Pictures do not belong in the copy, so please give every entry below again exactly.

** BEGIN Information provided **

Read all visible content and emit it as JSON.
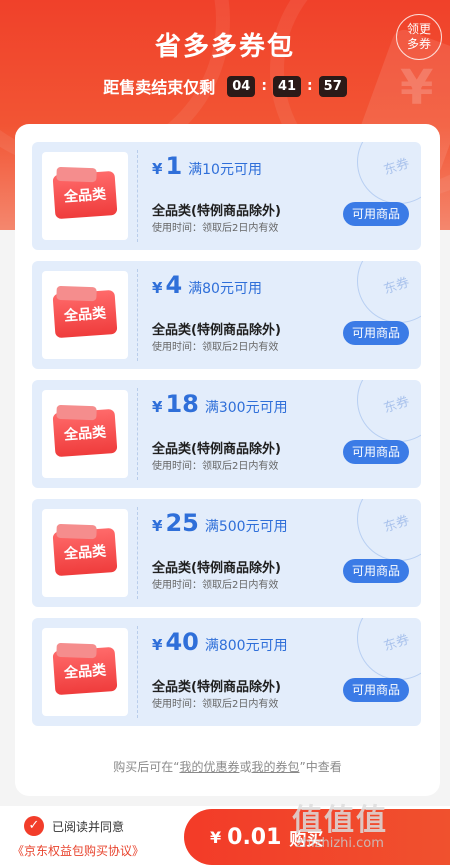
{
  "header": {
    "title": "省多多券包",
    "countdown_label": "距售卖结束仅剩",
    "hours": "04",
    "minutes": "41",
    "seconds": "57",
    "separator": ":",
    "more_button": [
      "领更",
      "多券"
    ]
  },
  "coupons": [
    {
      "symbol": "¥",
      "amount": "1",
      "condition": "满10元可用",
      "scope": "全品类(特例商品除外)",
      "validity": "使用时间：领取后2日内有效",
      "button": "可用商品",
      "ticket_label": "全品类",
      "stamp": "东券"
    },
    {
      "symbol": "¥",
      "amount": "4",
      "condition": "满80元可用",
      "scope": "全品类(特例商品除外)",
      "validity": "使用时间：领取后2日内有效",
      "button": "可用商品",
      "ticket_label": "全品类",
      "stamp": "东券"
    },
    {
      "symbol": "¥",
      "amount": "18",
      "condition": "满300元可用",
      "scope": "全品类(特例商品除外)",
      "validity": "使用时间：领取后2日内有效",
      "button": "可用商品",
      "ticket_label": "全品类",
      "stamp": "东券"
    },
    {
      "symbol": "¥",
      "amount": "25",
      "condition": "满500元可用",
      "scope": "全品类(特例商品除外)",
      "validity": "使用时间：领取后2日内有效",
      "button": "可用商品",
      "ticket_label": "全品类",
      "stamp": "东券"
    },
    {
      "symbol": "¥",
      "amount": "40",
      "condition": "满800元可用",
      "scope": "全品类(特例商品除外)",
      "validity": "使用时间：领取后2日内有效",
      "button": "可用商品",
      "ticket_label": "全品类",
      "stamp": "东券"
    }
  ],
  "footnote": {
    "prefix": "购买后可在“",
    "link1": "我的优惠券",
    "middle": "或",
    "link2": "我的券包",
    "suffix": "”中查看"
  },
  "bottom": {
    "agree_text": "已阅读并同意",
    "protocol_link": "《京东权益包购买协议》",
    "pay_symbol": "¥",
    "pay_price": "0.01",
    "pay_label": "购买"
  },
  "watermark": {
    "main": "值值值",
    "url": "zhizhizhi.com"
  },
  "colors": {
    "brand_red": "#f0412a",
    "coupon_blue": "#2f6fd9",
    "coupon_bg": "#e3edfb",
    "button_blue": "#3b7be6"
  }
}
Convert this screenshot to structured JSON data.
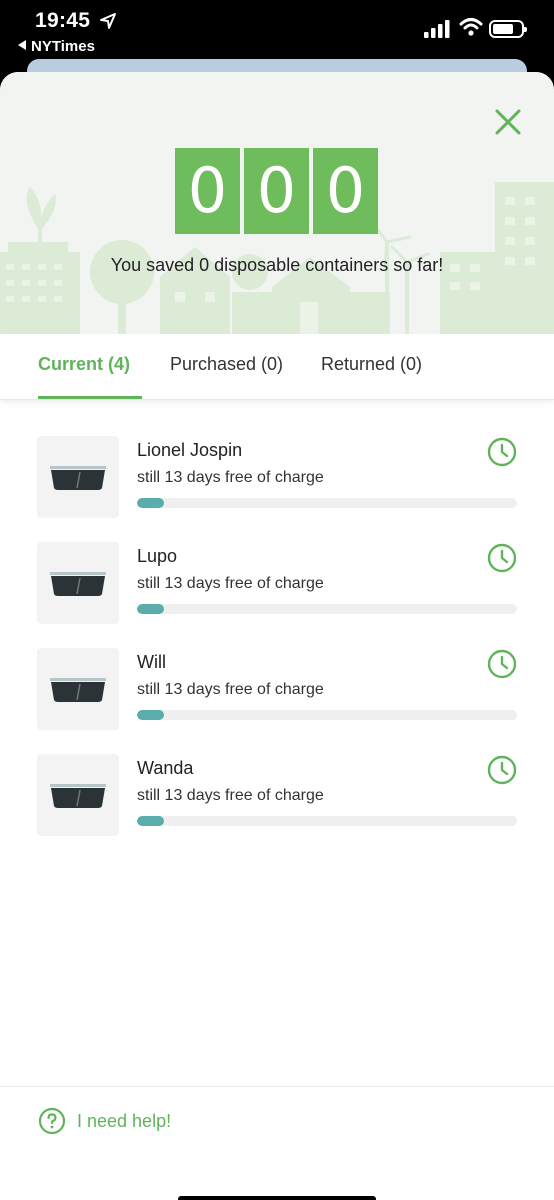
{
  "status_bar": {
    "time": "19:45",
    "back_app": "NYTimes"
  },
  "hero": {
    "counter_digits": [
      "0",
      "0",
      "0"
    ],
    "saved_text": "You saved 0 disposable containers so far!"
  },
  "tabs": [
    {
      "label": "Current (4)",
      "active": true
    },
    {
      "label": "Purchased (0)",
      "active": false
    },
    {
      "label": "Returned (0)",
      "active": false
    }
  ],
  "items": [
    {
      "name": "Lionel Jospin",
      "status": "still 13 days free of charge",
      "progress": 0.07
    },
    {
      "name": "Lupo",
      "status": "still 13 days free of charge",
      "progress": 0.07
    },
    {
      "name": "Will",
      "status": "still 13 days free of charge",
      "progress": 0.07
    },
    {
      "name": "Wanda",
      "status": "still 13 days free of charge",
      "progress": 0.07
    }
  ],
  "footer": {
    "help_label": "I need help!"
  },
  "colors": {
    "accent_green": "#5fb45a",
    "counter_green": "#6ebc5c",
    "progress_teal": "#5aadaa"
  },
  "icons": [
    "location-arrow-icon",
    "signal-icon",
    "wifi-icon",
    "battery-icon",
    "close-icon",
    "container-icon",
    "clock-icon",
    "help-circle-icon"
  ]
}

** END Information provided **

Output of the task
Read all visible content and emit it as JSON.
{
  "header": {
    "title": "省多多券包",
    "countdown_label": "距售卖结束仅剩",
    "hours": "04",
    "minutes": "41",
    "seconds": "57",
    "separator": ":",
    "more_button": [
      "领更",
      "多券"
    ]
  },
  "coupons": [
    {
      "symbol": "¥",
      "amount": "1",
      "condition": "满10元可用",
      "scope": "全品类(特例商品除外)",
      "validity": "使用时间：领取后2日内有效",
      "button": "可用商品",
      "ticket_label": "全品类",
      "stamp": "东券"
    },
    {
      "symbol": "¥",
      "amount": "4",
      "condition": "满80元可用",
      "scope": "全品类(特例商品除外)",
      "validity": "使用时间：领取后2日内有效",
      "button": "可用商品",
      "ticket_label": "全品类",
      "stamp": "东券"
    },
    {
      "symbol": "¥",
      "amount": "18",
      "condition": "满300元可用",
      "scope": "全品类(特例商品除外)",
      "validity": "使用时间：领取后2日内有效",
      "button": "可用商品",
      "ticket_label": "全品类",
      "stamp": "东券"
    },
    {
      "symbol": "¥",
      "amount": "25",
      "condition": "满500元可用",
      "scope": "全品类(特例商品除外)",
      "validity": "使用时间：领取后2日内有效",
      "button": "可用商品",
      "ticket_label": "全品类",
      "stamp": "东券"
    },
    {
      "symbol": "¥",
      "amount": "40",
      "condition": "满800元可用",
      "scope": "全品类(特例商品除外)",
      "validity": "使用时间：领取后2日内有效",
      "button": "可用商品",
      "ticket_label": "全品类",
      "stamp": "东券"
    }
  ],
  "footnote": {
    "prefix": "购买后可在“",
    "link1": "我的优惠券",
    "middle": "或",
    "link2": "我的券包",
    "suffix": "”中查看"
  },
  "bottom": {
    "agree_text": "已阅读并同意",
    "protocol_link": "《京东权益包购买协议》",
    "pay_symbol": "¥",
    "pay_price": "0.01",
    "pay_label": "购买"
  },
  "watermark": {
    "main": "值值值",
    "url": "zhizhizhi.com"
  },
  "colors": {
    "brand_red": "#f0412a",
    "coupon_blue": "#2f6fd9",
    "coupon_bg": "#e3edfb",
    "button_blue": "#3b7be6"
  }
}
Convert this screenshot to structured JSON data.
{
  "status_bar": {
    "time": "19:45",
    "back_app": "NYTimes"
  },
  "hero": {
    "counter_digits": [
      "0",
      "0",
      "0"
    ],
    "saved_text": "You saved 0 disposable containers so far!"
  },
  "tabs": [
    {
      "label": "Current (4)",
      "active": true
    },
    {
      "label": "Purchased (0)",
      "active": false
    },
    {
      "label": "Returned (0)",
      "active": false
    }
  ],
  "items": [
    {
      "name": "Lionel Jospin",
      "status": "still 13 days free of charge",
      "progress": 0.07
    },
    {
      "name": "Lupo",
      "status": "still 13 days free of charge",
      "progress": 0.07
    },
    {
      "name": "Will",
      "status": "still 13 days free of charge",
      "progress": 0.07
    },
    {
      "name": "Wanda",
      "status": "still 13 days free of charge",
      "progress": 0.07
    }
  ],
  "footer": {
    "help_label": "I need help!"
  },
  "colors": {
    "accent_green": "#5fb45a",
    "counter_green": "#6ebc5c",
    "progress_teal": "#5aadaa"
  },
  "icons": [
    "location-arrow-icon",
    "signal-icon",
    "wifi-icon",
    "battery-icon",
    "close-icon",
    "container-icon",
    "clock-icon",
    "help-circle-icon"
  ]
}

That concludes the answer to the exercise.